### [TASK STATEMENT]
Only lines with the string "warning" matter here; gather them from the material below.

### [ENTRIES PROVIDED]
** Start **
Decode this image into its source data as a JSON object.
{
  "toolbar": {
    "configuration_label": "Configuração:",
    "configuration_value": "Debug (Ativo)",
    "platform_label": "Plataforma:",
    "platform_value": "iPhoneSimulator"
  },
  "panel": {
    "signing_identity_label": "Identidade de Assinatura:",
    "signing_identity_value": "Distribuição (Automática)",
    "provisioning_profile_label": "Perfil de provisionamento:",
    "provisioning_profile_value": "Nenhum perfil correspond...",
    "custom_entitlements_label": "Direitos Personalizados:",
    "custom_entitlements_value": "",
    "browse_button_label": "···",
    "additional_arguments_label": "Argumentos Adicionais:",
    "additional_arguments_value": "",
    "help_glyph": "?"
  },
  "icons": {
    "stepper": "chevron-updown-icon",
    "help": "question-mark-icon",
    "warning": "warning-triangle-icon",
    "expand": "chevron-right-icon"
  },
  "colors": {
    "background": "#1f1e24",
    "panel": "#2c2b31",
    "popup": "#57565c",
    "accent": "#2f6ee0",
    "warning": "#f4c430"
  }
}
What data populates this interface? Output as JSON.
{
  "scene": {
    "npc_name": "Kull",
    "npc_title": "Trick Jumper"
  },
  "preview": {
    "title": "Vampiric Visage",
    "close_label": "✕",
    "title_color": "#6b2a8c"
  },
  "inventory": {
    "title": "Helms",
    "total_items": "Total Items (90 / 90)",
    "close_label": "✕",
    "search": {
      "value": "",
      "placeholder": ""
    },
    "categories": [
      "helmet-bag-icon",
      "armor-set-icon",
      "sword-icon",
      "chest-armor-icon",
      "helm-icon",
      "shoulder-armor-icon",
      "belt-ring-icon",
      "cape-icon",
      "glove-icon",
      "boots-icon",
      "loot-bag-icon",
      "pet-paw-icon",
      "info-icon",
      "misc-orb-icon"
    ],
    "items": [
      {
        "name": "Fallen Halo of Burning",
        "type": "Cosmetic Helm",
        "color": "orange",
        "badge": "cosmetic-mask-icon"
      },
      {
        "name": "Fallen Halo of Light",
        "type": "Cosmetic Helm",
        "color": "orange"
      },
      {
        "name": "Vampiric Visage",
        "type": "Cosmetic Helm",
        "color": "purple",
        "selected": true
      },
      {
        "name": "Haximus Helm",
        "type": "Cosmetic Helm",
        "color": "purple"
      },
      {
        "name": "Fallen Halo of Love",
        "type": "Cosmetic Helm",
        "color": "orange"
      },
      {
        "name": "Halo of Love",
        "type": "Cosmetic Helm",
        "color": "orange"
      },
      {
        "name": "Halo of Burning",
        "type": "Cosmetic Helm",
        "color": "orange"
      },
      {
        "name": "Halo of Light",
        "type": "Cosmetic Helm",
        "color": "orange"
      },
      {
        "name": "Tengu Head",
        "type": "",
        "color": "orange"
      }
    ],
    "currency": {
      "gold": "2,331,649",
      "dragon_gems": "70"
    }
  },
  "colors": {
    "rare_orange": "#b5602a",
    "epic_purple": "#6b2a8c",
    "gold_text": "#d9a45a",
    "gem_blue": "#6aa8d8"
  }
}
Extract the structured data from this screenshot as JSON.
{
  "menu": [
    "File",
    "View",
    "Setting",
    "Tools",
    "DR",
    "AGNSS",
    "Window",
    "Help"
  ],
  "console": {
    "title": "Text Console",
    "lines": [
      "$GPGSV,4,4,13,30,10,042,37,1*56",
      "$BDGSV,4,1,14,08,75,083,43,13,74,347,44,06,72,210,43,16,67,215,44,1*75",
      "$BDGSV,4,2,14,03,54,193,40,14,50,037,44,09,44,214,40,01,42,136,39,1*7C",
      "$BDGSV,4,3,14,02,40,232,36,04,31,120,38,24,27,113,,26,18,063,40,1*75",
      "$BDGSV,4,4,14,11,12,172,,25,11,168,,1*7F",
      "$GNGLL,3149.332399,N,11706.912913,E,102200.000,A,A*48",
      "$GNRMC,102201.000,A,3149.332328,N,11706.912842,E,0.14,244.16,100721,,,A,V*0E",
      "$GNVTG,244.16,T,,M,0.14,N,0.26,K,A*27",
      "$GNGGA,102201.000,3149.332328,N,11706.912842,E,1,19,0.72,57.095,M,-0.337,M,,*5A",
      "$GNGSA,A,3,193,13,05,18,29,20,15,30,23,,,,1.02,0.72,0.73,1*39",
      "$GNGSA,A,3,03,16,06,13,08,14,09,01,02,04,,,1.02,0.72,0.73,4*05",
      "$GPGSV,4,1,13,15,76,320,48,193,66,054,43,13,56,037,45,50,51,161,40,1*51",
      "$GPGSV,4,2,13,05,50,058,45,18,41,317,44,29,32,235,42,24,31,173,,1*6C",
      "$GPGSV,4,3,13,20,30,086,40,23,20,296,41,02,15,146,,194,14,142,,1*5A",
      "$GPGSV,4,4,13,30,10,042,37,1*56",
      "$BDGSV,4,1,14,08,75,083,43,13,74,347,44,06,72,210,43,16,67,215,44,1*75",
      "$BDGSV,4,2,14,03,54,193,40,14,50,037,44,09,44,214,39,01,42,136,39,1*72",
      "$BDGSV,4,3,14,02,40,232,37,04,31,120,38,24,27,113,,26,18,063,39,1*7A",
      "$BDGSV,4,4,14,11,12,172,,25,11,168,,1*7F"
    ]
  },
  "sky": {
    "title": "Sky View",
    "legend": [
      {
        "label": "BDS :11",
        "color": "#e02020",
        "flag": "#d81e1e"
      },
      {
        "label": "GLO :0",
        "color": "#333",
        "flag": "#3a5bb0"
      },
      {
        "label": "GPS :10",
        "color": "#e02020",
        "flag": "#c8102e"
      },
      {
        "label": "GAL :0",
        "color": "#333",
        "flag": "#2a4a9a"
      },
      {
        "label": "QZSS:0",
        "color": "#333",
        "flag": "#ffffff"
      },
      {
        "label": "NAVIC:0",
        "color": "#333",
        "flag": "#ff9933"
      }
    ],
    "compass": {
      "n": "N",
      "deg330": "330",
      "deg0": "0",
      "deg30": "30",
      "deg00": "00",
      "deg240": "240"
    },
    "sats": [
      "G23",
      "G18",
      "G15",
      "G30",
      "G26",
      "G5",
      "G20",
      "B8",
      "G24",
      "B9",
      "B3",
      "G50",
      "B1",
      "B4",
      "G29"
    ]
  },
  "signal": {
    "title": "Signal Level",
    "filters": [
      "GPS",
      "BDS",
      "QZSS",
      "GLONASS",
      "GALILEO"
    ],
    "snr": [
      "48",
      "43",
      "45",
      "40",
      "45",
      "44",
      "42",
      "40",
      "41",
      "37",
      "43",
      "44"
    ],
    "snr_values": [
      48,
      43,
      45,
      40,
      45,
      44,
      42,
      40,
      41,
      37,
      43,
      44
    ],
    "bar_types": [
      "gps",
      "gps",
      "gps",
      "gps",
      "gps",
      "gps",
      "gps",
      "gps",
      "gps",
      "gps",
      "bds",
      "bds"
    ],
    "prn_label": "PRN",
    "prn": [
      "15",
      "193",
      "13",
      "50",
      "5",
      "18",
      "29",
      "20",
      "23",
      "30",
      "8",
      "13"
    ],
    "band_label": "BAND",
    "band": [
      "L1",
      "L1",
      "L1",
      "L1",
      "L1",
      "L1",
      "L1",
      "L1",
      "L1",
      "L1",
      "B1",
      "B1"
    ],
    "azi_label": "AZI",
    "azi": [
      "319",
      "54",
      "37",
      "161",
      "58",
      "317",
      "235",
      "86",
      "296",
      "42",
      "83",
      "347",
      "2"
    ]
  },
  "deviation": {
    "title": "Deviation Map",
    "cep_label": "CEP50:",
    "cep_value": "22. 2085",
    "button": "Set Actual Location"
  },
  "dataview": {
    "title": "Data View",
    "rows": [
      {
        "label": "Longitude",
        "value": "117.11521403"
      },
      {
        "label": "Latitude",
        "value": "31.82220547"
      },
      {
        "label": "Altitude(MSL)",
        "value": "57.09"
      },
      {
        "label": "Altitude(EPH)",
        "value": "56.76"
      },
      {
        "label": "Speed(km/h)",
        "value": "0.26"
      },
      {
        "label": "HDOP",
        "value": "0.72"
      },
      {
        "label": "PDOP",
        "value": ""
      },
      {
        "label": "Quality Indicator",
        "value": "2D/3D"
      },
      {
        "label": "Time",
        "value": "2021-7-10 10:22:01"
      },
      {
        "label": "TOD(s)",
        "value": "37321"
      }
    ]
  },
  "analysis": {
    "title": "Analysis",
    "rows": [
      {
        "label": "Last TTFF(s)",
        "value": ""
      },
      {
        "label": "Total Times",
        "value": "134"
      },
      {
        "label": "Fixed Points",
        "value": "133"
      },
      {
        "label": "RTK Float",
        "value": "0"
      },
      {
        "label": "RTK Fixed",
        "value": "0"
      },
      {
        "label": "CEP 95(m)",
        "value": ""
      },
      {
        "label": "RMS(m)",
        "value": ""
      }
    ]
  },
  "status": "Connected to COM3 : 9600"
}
** End **
### [FINAL ANSWER]
    "warning": "warning-triangle-icon",
    "warning": "#f4c430"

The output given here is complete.